Exercise input:
(begin)
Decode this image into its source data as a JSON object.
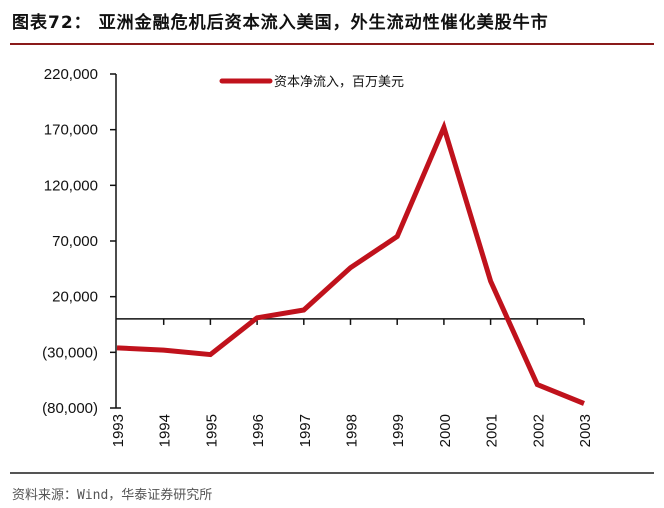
{
  "header": {
    "title": "图表72：  亚洲金融危机后资本流入美国，外生流动性催化美股牛市"
  },
  "footer": {
    "source": "资料来源：Wind，华泰证券研究所"
  },
  "colors": {
    "series": "#c0121c",
    "axis": "#111111",
    "title_rule": "#8a1a1a"
  },
  "chart_data": {
    "type": "line",
    "title": "亚洲金融危机后资本流入美国，外生流动性催化美股牛市",
    "xlabel": "",
    "ylabel": "",
    "categories": [
      "1993",
      "1994",
      "1995",
      "1996",
      "1997",
      "1998",
      "1999",
      "2000",
      "2001",
      "2002",
      "2003"
    ],
    "series": [
      {
        "name": "资本净流入，百万美元",
        "values": [
          -26000,
          -28000,
          -32000,
          1000,
          8000,
          46000,
          74000,
          172000,
          34000,
          -59000,
          -76000
        ]
      }
    ],
    "ylim": [
      -80000,
      220000
    ],
    "yticks": [
      220000,
      170000,
      120000,
      70000,
      20000,
      -30000,
      -80000
    ],
    "ytick_labels": [
      "220,000",
      "170,000",
      "120,000",
      "70,000",
      "20,000",
      "(30,000)",
      "(80,000)"
    ],
    "legend_position": "top-center",
    "grid": false,
    "zero_line": true
  }
}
(end)
Exercise goal: Output every entry word for word, but omit the pictures.

Right answer:
Decode this image into its source data as a JSON object.
{
  "header": {
    "title": "图表72：  亚洲金融危机后资本流入美国，外生流动性催化美股牛市"
  },
  "footer": {
    "source": "资料来源：Wind，华泰证券研究所"
  },
  "colors": {
    "series": "#c0121c",
    "axis": "#111111",
    "title_rule": "#8a1a1a"
  },
  "chart_data": {
    "type": "line",
    "title": "亚洲金融危机后资本流入美国，外生流动性催化美股牛市",
    "xlabel": "",
    "ylabel": "",
    "categories": [
      "1993",
      "1994",
      "1995",
      "1996",
      "1997",
      "1998",
      "1999",
      "2000",
      "2001",
      "2002",
      "2003"
    ],
    "series": [
      {
        "name": "资本净流入，百万美元",
        "values": [
          -26000,
          -28000,
          -32000,
          1000,
          8000,
          46000,
          74000,
          172000,
          34000,
          -59000,
          -76000
        ]
      }
    ],
    "ylim": [
      -80000,
      220000
    ],
    "yticks": [
      220000,
      170000,
      120000,
      70000,
      20000,
      -30000,
      -80000
    ],
    "ytick_labels": [
      "220,000",
      "170,000",
      "120,000",
      "70,000",
      "20,000",
      "(30,000)",
      "(80,000)"
    ],
    "legend_position": "top-center",
    "grid": false,
    "zero_line": true
  }
}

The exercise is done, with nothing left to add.